## WHAT THE TASK REQUIRES
Lift every line from the entries that includes the word "Extract".

(Figure collection entries)
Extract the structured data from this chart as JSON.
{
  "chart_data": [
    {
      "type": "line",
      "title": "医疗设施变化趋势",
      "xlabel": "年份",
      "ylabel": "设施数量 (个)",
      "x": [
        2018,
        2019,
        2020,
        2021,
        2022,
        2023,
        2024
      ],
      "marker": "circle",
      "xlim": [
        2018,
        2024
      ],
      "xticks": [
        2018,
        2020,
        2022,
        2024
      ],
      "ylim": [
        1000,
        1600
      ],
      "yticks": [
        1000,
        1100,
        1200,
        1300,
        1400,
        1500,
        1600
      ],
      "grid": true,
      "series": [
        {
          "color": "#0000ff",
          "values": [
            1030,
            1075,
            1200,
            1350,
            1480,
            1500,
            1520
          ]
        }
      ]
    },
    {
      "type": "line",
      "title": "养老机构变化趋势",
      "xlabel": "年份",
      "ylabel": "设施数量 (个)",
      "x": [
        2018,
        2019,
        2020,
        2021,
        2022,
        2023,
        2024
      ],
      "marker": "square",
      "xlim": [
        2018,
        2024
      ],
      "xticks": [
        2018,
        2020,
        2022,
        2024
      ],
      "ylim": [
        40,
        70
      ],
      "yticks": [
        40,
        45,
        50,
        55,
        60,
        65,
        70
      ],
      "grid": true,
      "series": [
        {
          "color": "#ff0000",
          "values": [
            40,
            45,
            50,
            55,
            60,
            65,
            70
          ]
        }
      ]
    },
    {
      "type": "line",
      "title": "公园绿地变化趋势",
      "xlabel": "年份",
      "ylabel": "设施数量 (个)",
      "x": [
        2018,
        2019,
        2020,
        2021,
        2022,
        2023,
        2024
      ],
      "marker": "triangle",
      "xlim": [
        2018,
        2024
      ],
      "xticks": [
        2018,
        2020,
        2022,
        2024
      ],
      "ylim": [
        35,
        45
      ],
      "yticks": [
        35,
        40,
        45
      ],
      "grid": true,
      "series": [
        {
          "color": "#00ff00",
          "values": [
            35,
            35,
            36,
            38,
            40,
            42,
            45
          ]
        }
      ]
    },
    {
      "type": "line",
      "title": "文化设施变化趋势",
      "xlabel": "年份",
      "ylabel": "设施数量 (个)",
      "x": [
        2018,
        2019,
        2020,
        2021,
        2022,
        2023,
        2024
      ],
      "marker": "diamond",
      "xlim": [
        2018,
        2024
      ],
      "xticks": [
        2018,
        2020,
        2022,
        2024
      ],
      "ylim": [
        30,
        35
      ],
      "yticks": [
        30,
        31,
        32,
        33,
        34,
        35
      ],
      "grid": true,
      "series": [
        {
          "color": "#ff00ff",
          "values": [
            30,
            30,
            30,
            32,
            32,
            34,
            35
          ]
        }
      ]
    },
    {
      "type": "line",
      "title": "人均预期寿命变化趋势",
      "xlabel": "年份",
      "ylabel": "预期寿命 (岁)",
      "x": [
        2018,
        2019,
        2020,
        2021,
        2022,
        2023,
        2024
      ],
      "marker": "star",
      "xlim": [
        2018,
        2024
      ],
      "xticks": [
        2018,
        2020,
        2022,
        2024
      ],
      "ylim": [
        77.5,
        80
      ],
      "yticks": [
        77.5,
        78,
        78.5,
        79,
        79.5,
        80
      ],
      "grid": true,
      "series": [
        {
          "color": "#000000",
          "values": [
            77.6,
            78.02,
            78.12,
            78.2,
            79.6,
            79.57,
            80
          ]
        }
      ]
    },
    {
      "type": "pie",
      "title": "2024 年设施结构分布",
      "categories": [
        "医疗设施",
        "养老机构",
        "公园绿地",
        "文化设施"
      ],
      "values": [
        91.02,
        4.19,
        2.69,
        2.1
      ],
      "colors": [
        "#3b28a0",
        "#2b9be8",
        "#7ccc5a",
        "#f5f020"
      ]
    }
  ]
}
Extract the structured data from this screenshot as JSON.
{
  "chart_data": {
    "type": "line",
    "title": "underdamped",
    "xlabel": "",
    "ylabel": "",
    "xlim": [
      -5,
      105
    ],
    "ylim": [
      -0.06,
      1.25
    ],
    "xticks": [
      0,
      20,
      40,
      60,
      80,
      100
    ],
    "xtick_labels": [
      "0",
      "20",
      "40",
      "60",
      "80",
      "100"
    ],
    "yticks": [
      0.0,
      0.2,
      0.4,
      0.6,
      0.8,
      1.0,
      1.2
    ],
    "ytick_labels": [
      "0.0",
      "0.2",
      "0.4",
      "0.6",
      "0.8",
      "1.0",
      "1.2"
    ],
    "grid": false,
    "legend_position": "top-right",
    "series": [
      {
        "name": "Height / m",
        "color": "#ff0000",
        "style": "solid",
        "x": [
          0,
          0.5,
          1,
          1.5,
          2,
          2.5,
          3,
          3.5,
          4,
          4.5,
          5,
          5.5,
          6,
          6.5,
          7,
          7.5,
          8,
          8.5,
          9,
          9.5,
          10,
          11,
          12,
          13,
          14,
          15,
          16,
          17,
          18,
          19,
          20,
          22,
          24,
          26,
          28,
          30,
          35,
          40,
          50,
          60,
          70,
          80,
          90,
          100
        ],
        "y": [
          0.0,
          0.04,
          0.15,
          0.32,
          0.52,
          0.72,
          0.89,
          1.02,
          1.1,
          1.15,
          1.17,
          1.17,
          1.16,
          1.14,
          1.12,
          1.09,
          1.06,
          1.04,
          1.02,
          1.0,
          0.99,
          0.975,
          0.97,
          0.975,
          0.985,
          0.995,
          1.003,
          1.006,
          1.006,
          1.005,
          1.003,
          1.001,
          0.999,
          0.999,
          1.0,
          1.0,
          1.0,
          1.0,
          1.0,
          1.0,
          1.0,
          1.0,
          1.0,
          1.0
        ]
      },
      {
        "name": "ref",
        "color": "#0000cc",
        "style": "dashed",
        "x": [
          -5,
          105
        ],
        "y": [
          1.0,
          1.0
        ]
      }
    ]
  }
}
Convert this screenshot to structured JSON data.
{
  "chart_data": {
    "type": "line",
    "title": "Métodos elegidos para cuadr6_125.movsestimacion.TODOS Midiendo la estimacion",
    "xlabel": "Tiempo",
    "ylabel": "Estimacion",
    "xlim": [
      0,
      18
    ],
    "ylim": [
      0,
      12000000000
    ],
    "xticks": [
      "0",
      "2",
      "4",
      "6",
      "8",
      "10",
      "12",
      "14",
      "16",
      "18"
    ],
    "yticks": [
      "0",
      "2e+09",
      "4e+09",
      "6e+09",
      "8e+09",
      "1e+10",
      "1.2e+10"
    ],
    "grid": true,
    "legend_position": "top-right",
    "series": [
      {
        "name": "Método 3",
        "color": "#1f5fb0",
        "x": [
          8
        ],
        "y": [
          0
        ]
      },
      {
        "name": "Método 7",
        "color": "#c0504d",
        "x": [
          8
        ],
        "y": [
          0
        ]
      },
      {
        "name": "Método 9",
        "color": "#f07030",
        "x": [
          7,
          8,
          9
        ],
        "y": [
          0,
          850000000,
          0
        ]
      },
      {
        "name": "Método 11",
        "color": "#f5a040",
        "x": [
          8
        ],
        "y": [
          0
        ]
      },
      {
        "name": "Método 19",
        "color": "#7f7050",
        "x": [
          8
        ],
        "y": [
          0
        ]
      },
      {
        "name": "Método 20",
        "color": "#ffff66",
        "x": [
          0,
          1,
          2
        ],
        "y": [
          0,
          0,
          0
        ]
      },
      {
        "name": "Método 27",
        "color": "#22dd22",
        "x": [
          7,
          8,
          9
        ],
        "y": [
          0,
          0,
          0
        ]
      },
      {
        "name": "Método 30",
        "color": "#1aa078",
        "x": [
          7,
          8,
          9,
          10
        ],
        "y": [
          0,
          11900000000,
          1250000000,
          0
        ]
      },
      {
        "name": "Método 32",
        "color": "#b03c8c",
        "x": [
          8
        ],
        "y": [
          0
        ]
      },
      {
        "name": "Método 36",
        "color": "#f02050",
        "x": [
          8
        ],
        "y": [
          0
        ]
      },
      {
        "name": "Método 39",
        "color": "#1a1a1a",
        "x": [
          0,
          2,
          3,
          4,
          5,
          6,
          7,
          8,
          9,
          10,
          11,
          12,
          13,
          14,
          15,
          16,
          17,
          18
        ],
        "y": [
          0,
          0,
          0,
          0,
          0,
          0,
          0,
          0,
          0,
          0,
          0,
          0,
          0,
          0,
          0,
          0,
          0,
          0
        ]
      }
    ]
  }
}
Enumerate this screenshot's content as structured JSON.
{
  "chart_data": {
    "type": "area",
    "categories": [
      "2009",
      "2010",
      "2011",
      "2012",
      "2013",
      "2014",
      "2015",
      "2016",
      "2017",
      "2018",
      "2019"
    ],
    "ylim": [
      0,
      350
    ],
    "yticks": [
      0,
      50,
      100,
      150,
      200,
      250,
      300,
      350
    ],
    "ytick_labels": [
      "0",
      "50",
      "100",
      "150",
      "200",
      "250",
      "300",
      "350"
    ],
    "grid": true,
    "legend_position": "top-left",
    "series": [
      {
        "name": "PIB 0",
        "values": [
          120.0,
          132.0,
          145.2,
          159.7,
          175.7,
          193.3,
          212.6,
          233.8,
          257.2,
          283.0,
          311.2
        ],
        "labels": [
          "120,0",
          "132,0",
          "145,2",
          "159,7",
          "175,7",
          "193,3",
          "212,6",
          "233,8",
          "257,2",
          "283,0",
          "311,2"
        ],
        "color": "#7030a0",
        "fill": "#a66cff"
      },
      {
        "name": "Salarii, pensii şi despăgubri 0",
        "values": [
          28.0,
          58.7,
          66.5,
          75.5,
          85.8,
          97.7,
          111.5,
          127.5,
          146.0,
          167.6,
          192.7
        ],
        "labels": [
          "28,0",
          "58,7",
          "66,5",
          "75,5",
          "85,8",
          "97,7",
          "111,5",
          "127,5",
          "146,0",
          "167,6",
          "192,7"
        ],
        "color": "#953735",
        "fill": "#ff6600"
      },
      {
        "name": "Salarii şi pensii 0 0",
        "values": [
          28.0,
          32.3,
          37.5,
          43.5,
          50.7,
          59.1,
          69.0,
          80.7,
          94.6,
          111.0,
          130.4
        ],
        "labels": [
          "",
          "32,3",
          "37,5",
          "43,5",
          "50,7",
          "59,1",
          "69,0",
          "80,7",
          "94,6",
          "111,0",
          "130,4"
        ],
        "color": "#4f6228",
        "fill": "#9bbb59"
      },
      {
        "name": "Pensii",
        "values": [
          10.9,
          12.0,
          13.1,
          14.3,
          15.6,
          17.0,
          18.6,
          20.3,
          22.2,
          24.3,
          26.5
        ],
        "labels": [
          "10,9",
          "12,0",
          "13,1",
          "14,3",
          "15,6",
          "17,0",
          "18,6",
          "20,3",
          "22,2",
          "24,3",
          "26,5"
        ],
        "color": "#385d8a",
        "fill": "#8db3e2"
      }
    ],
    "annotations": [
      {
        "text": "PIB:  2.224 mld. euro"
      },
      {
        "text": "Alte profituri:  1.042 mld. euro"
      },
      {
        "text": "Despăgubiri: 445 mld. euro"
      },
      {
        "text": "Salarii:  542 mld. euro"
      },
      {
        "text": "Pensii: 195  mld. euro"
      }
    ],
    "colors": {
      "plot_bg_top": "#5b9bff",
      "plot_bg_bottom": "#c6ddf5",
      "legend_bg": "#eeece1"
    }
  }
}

## SOLUTION FOR THIS TASK
Extract the structured data from this chart as JSON.
Extract the structured data from this screenshot as JSON.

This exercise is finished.